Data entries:
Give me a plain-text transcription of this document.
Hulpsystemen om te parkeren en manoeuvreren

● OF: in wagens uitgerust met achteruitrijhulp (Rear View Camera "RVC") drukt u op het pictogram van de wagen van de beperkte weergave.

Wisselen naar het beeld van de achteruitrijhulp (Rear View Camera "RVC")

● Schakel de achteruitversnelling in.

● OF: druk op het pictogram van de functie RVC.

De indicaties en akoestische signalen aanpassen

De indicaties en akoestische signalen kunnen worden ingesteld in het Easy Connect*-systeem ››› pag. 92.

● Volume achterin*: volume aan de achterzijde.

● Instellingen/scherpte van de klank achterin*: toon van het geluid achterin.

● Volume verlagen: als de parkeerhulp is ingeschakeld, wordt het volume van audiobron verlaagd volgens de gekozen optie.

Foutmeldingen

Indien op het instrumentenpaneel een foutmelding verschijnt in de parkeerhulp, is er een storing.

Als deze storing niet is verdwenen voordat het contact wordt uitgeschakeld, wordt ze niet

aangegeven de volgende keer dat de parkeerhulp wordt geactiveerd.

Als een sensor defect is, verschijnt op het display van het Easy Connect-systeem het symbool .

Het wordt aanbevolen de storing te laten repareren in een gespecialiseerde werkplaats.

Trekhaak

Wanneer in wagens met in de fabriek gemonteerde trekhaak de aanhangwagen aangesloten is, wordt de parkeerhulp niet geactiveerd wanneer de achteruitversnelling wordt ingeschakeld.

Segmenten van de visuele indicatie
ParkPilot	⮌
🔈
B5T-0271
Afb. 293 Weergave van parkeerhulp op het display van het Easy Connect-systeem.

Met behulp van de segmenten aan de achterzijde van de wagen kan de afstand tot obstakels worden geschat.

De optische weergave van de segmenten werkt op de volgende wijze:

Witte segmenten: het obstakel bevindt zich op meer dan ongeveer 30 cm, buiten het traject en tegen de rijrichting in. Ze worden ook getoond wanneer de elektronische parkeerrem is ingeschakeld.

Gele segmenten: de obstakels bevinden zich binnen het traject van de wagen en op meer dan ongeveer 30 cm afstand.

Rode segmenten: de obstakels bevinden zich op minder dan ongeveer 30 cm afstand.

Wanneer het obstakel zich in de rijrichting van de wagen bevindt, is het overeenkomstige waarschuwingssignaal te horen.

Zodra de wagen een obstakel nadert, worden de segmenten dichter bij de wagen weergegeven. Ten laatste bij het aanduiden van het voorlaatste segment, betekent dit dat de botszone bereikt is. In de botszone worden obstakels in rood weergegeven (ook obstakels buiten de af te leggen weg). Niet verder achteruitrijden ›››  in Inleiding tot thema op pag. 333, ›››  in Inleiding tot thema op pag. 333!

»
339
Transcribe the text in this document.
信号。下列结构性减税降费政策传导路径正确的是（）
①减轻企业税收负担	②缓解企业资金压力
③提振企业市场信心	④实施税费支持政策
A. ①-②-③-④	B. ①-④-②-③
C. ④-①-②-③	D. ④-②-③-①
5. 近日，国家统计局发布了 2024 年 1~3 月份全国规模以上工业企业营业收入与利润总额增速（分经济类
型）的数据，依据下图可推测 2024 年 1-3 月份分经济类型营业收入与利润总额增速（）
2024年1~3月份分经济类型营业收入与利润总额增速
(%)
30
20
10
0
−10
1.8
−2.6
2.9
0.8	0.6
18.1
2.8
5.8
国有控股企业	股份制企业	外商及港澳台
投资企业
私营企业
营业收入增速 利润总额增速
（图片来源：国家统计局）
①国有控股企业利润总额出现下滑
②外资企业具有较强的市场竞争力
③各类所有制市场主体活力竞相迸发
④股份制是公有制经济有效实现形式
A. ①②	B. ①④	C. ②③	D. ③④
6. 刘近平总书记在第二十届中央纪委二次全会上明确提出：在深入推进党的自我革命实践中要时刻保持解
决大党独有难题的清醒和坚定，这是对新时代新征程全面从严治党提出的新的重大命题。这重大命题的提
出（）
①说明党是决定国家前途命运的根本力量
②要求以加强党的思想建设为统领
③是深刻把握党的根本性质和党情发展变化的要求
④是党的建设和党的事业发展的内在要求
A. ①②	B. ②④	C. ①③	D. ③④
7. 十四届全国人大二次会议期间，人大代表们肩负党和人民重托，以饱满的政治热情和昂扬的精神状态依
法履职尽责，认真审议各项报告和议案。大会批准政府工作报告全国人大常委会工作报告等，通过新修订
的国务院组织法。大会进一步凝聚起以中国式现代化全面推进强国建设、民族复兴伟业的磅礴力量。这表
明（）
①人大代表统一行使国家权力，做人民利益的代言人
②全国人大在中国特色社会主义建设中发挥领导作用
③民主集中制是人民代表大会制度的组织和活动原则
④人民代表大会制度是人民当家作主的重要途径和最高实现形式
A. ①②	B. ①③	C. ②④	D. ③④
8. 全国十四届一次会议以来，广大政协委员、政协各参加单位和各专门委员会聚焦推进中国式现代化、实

Task details: Pull every line containing "Rear" from the material above.

Written response:
● OF: in wagens uitgerust met achteruitrijhulp (Rear View Camera "RVC") drukt u op het pictogram van de wagen van de beperkte weergave.
Wisselen naar het beeld van de achteruitrijhulp (Rear View Camera "RVC")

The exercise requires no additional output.